AIM OF THE EXERCISE: Print all the records exactly, please.

-- Start of DATA FOR THIS EXERCISE --

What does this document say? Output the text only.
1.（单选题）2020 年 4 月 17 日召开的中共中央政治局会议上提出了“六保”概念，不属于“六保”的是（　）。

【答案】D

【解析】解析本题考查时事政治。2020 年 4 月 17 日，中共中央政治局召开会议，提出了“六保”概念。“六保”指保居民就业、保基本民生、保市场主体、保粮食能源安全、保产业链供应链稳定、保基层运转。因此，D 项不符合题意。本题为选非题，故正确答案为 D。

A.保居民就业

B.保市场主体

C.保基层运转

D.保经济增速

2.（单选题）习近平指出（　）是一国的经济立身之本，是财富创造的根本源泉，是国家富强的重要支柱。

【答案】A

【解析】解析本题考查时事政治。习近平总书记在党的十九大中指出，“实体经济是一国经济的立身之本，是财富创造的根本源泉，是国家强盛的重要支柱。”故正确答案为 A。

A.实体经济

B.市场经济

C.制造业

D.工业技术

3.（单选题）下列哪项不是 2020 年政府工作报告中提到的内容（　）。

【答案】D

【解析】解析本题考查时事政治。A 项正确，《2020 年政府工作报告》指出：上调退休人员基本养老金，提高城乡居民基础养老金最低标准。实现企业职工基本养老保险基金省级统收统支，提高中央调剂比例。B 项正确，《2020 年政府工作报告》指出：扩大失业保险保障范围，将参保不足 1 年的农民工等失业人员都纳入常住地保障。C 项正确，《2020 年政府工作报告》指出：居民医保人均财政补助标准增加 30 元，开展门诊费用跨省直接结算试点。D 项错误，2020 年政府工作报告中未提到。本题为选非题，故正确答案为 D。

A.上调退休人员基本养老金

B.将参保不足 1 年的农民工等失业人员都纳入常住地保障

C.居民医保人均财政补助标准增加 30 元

-- End of DATA FOR THIS EXERCISE --

SOLUTION:
What does this document say? Output the text only.
1.（单选题）2020 年 4 月 17 日召开的中共中央政治局会议上提出了“六保”概念，不属于“六保”的是（　）。

【答案】D

【解析】解析本题考查时事政治。2020 年 4 月 17 日，中共中央政治局召开会议，提出了“六保”概念。“六保”指保居民就业、保基本民生、保市场主体、保粮食能源安全、保产业链供应链稳定、保基层运转。因此，D 项不符合题意。本题为选非题，故正确答案为 D。

A.保居民就业

B.保市场主体

C.保基层运转

D.保经济增速

2.（单选题）习近平指出（　）是一国的经济立身之本，是财富创造的根本源泉，是国家富强的重要支柱。

【答案】A

【解析】解析本题考查时事政治。习近平总书记在党的十九大中指出，“实体经济是一国经济的立身之本，是财富创造的根本源泉，是国家强盛的重要支柱。”故正确答案为 A。

A.实体经济

B.市场经济

C.制造业

D.工业技术

3.（单选题）下列哪项不是 2020 年政府工作报告中提到的内容（　）。

【答案】D

【解析】解析本题考查时事政治。A 项正确，《2020 年政府工作报告》指出：上调退休人员基本养老金，提高城乡居民基础养老金最低标准。实现企业职工基本养老保险基金省级统收统支，提高中央调剂比例。B 项正确，《2020 年政府工作报告》指出：扩大失业保险保障范围，将参保不足 1 年的农民工等失业人员都纳入常住地保障。C 项正确，《2020 年政府工作报告》指出：居民医保人均财政补助标准增加 30 元，开展门诊费用跨省直接结算试点。D 项错误，2020 年政府工作报告中未提到。本题为选非题，故正确答案为 D。

A.上调退休人员基本养老金

B.将参保不足 1 年的农民工等失业人员都纳入常住地保障

C.居民医保人均财政补助标准增加 30 元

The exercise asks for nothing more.